[Start RECORDS PROVIDED]
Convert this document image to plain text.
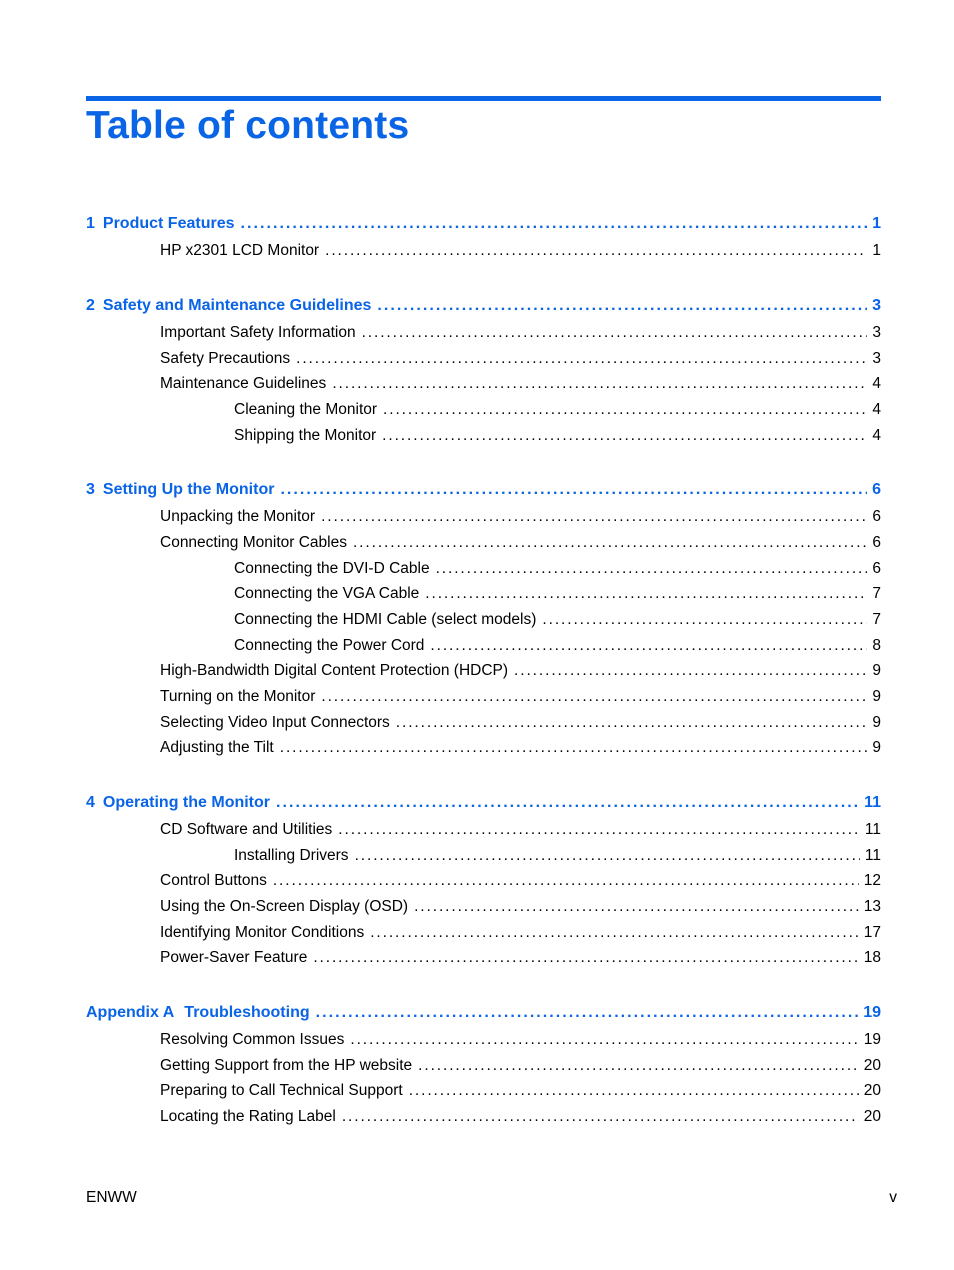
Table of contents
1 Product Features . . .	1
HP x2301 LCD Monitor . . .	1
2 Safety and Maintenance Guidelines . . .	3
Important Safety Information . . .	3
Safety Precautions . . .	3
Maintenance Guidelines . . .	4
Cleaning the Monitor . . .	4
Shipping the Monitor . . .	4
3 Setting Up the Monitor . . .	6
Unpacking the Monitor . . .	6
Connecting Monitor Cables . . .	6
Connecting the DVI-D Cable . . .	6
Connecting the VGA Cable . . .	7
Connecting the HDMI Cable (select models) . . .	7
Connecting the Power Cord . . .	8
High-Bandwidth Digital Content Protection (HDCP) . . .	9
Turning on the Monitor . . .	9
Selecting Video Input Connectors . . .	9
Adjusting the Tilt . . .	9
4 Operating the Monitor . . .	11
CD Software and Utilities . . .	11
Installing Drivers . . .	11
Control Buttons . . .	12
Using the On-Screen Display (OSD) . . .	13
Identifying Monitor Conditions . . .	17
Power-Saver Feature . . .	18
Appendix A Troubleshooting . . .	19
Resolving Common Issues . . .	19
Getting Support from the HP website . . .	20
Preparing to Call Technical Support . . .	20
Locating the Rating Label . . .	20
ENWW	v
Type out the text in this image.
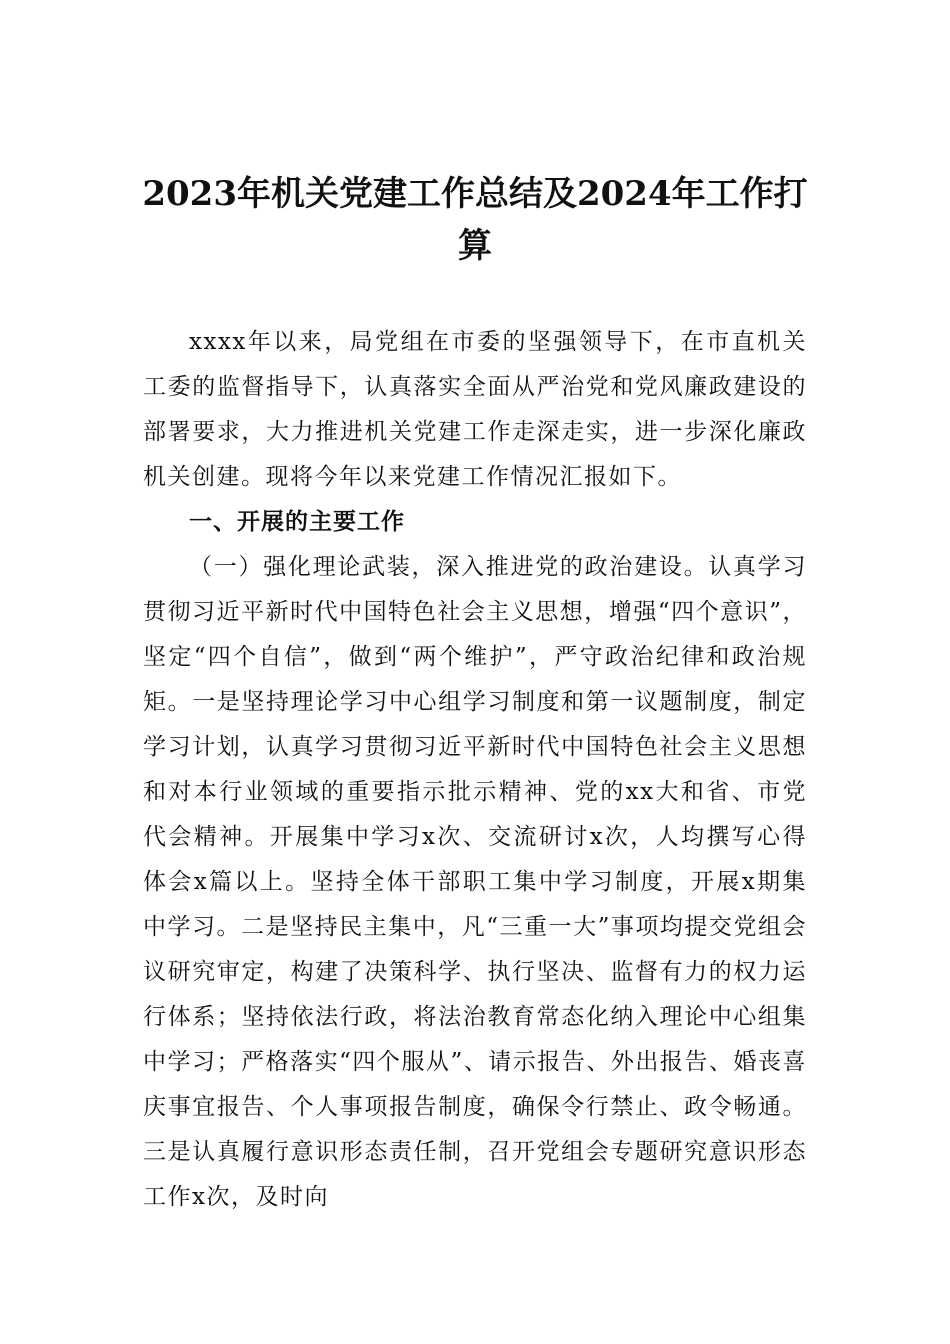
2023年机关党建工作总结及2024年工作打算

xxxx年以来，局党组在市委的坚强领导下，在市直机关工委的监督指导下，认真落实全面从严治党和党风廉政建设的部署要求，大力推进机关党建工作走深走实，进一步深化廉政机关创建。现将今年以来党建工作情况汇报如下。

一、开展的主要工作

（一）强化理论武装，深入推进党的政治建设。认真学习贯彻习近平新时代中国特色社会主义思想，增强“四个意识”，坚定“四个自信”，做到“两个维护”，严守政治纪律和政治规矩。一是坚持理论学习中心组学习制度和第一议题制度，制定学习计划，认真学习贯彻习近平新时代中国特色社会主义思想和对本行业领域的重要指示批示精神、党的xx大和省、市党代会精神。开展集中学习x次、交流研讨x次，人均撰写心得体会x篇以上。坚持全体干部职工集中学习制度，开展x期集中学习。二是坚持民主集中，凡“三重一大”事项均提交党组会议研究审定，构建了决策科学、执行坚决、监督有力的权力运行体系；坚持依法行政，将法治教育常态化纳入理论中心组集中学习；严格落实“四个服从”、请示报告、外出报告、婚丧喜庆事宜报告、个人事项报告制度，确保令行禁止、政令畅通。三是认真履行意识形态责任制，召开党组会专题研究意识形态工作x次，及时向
[End RECORDS PROVIDED]
* **TASK GOAL**
Copy the material above exactly and drop the pictures.

* **EXERCISE OUTPUT**
Convert this document image to plain text.
Table of contents
1 Product Features . . .	1
HP x2301 LCD Monitor . . .	1
2 Safety and Maintenance Guidelines . . .	3
Important Safety Information . . .	3
Safety Precautions . . .	3
Maintenance Guidelines . . .	4
Cleaning the Monitor . . .	4
Shipping the Monitor . . .	4
3 Setting Up the Monitor . . .	6
Unpacking the Monitor . . .	6
Connecting Monitor Cables . . .	6
Connecting the DVI-D Cable . . .	6
Connecting the VGA Cable . . .	7
Connecting the HDMI Cable (select models) . . .	7
Connecting the Power Cord . . .	8
High-Bandwidth Digital Content Protection (HDCP) . . .	9
Turning on the Monitor . . .	9
Selecting Video Input Connectors . . .	9
Adjusting the Tilt . . .	9
4 Operating the Monitor . . .	11
CD Software and Utilities . . .	11
Installing Drivers . . .	11
Control Buttons . . .	12
Using the On-Screen Display (OSD) . . .	13
Identifying Monitor Conditions . . .	17
Power-Saver Feature . . .	18
Appendix A Troubleshooting . . .	19
Resolving Common Issues . . .	19
Getting Support from the HP website . . .	20
Preparing to Call Technical Support . . .	20
Locating the Rating Label . . .	20
ENWW	v
Type out the text in this image.
2023年机关党建工作总结及2024年工作打算

xxxx年以来，局党组在市委的坚强领导下，在市直机关工委的监督指导下，认真落实全面从严治党和党风廉政建设的部署要求，大力推进机关党建工作走深走实，进一步深化廉政机关创建。现将今年以来党建工作情况汇报如下。

一、开展的主要工作

（一）强化理论武装，深入推进党的政治建设。认真学习贯彻习近平新时代中国特色社会主义思想，增强“四个意识”，坚定“四个自信”，做到“两个维护”，严守政治纪律和政治规矩。一是坚持理论学习中心组学习制度和第一议题制度，制定学习计划，认真学习贯彻习近平新时代中国特色社会主义思想和对本行业领域的重要指示批示精神、党的xx大和省、市党代会精神。开展集中学习x次、交流研讨x次，人均撰写心得体会x篇以上。坚持全体干部职工集中学习制度，开展x期集中学习。二是坚持民主集中，凡“三重一大”事项均提交党组会议研究审定，构建了决策科学、执行坚决、监督有力的权力运行体系；坚持依法行政，将法治教育常态化纳入理论中心组集中学习；严格落实“四个服从”、请示报告、外出报告、婚丧喜庆事宜报告、个人事项报告制度，确保令行禁止、政令畅通。三是认真履行意识形态责任制，召开党组会专题研究意识形态工作x次，及时向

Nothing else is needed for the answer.